- _Instruction_:
Transcribe all the entries word for word, but omit the images.

- _Stored records_:
# # # # # # #

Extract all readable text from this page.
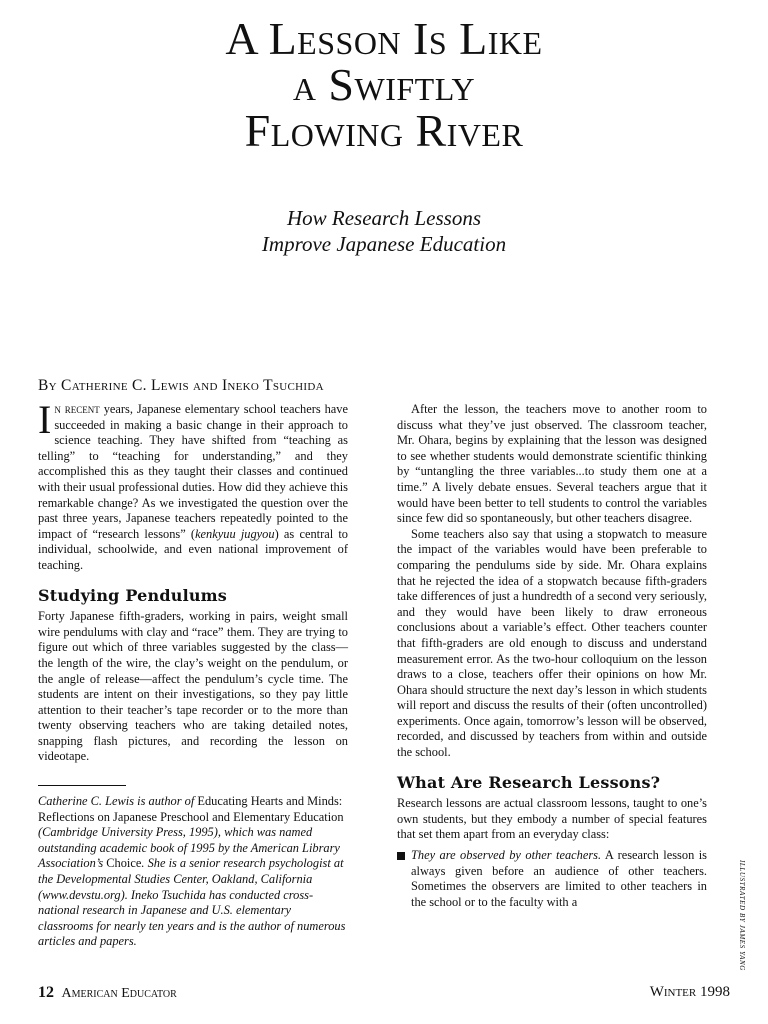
A Lesson Is Like
a Swiftly
Flowing River
How Research Lessons
Improve Japanese Education
By Catherine C. Lewis and Ineko Tsuchida

In recent years, Japanese elementary school teachers have succeeded in making a basic change in their approach to science teaching. They have shifted from “teaching as telling” to “teaching for understanding,” and they accomplished this as they taught their classes and continued with their usual professional duties. How did they achieve this remarkable change? As we investigated the question over the past three years, Japanese teachers repeatedly pointed to the impact of “research lessons” (kenkyuu jugyou) as central to individual, schoolwide, and even national improvement of teaching.

Studying Pendulums

Forty Japanese fifth-graders, working in pairs, weight small wire pendulums with clay and “race” them. They are trying to figure out which of three variables suggested by the class—the length of the wire, the clay’s weight on the pendulum, or the angle of release—affect the pendulum’s cycle time. The students are intent on their investigations, so they pay little attention to their teacher’s tape recorder or to the more than twenty observing teachers who are taking detailed notes, snapping flash pictures, and recording the lesson on videotape.

Catherine C. Lewis is author of Educating Hearts and Minds: Reflections on Japanese Preschool and Elementary Education (Cambridge University Press, 1995), which was named outstanding academic book of 1995 by the American Library Association’s Choice. She is a senior research psychologist at the Developmental Studies Center, Oakland, California (www.devstu.org). Ineko Tsuchida has conducted cross-national research in Japanese and U.S. elementary classrooms for nearly ten years and is the author of numerous articles and papers.

After the lesson, the teachers move to another room to discuss what they’ve just observed. The classroom teacher, Mr. Ohara, begins by explaining that the lesson was designed to see whether students would demonstrate scientific thinking by “untangling the three variables...to study them one at a time.” A lively debate ensues. Several teachers argue that it would have been better to tell students to control the variables since few did so spontaneously, but other teachers disagree.

Some teachers also say that using a stopwatch to measure the impact of the variables would have been preferable to comparing the pendulums side by side. Mr. Ohara explains that he rejected the idea of a stopwatch because fifth-graders take differences of just a hundredth of a second very seriously, and they would have been likely to draw erroneous conclusions about a variable’s effect. Other teachers counter that fifth-graders are old enough to discuss and understand measurement error. As the two-hour colloquium on the lesson draws to a close, teachers offer their opinions on how Mr. Ohara should structure the next day’s lesson in which students will report and discuss the results of their (often uncontrolled) experiments. Once again, tomorrow’s lesson will be observed, recorded, and discussed by teachers from within and outside the school.

What Are Research Lessons?

Research lessons are actual classroom lessons, taught to one’s own students, but they embody a number of special features that set them apart from an everyday class:

They are observed by other teachers. A research lesson is always given before an audience of other teachers. Sometimes the observers are limited to other teachers in the school or to the faculty with a	ILLUSTRATED BY JAMES YANG
12 American Educator	Winter 1998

# # # # # # #

- _The completed task_:
Extract all readable text from this page.
A Lesson Is Like
a Swiftly
Flowing River
How Research Lessons
Improve Japanese Education
By Catherine C. Lewis and Ineko Tsuchida

In recent years, Japanese elementary school teachers have succeeded in making a basic change in their approach to science teaching. They have shifted from “teaching as telling” to “teaching for understanding,” and they accomplished this as they taught their classes and continued with their usual professional duties. How did they achieve this remarkable change? As we investigated the question over the past three years, Japanese teachers repeatedly pointed to the impact of “research lessons” (kenkyuu jugyou) as central to individual, schoolwide, and even national improvement of teaching.

Studying Pendulums

Forty Japanese fifth-graders, working in pairs, weight small wire pendulums with clay and “race” them. They are trying to figure out which of three variables suggested by the class—the length of the wire, the clay’s weight on the pendulum, or the angle of release—affect the pendulum’s cycle time. The students are intent on their investigations, so they pay little attention to their teacher’s tape recorder or to the more than twenty observing teachers who are taking detailed notes, snapping flash pictures, and recording the lesson on videotape.

Catherine C. Lewis is author of Educating Hearts and Minds: Reflections on Japanese Preschool and Elementary Education (Cambridge University Press, 1995), which was named outstanding academic book of 1995 by the American Library Association’s Choice. She is a senior research psychologist at the Developmental Studies Center, Oakland, California (www.devstu.org). Ineko Tsuchida has conducted cross-national research in Japanese and U.S. elementary classrooms for nearly ten years and is the author of numerous articles and papers.

After the lesson, the teachers move to another room to discuss what they’ve just observed. The classroom teacher, Mr. Ohara, begins by explaining that the lesson was designed to see whether students would demonstrate scientific thinking by “untangling the three variables...to study them one at a time.” A lively debate ensues. Several teachers argue that it would have been better to tell students to control the variables since few did so spontaneously, but other teachers disagree.

Some teachers also say that using a stopwatch to measure the impact of the variables would have been preferable to comparing the pendulums side by side. Mr. Ohara explains that he rejected the idea of a stopwatch because fifth-graders take differences of just a hundredth of a second very seriously, and they would have been likely to draw erroneous conclusions about a variable’s effect. Other teachers counter that fifth-graders are old enough to discuss and understand measurement error. As the two-hour colloquium on the lesson draws to a close, teachers offer their opinions on how Mr. Ohara should structure the next day’s lesson in which students will report and discuss the results of their (often uncontrolled) experiments. Once again, tomorrow’s lesson will be observed, recorded, and discussed by teachers from within and outside the school.

What Are Research Lessons?

Research lessons are actual classroom lessons, taught to one’s own students, but they embody a number of special features that set them apart from an everyday class:

They are observed by other teachers. A research lesson is always given before an audience of other teachers. Sometimes the observers are limited to other teachers in the school or to the faculty with a	ILLUSTRATED BY JAMES YANG
12 American Educator	Winter 1998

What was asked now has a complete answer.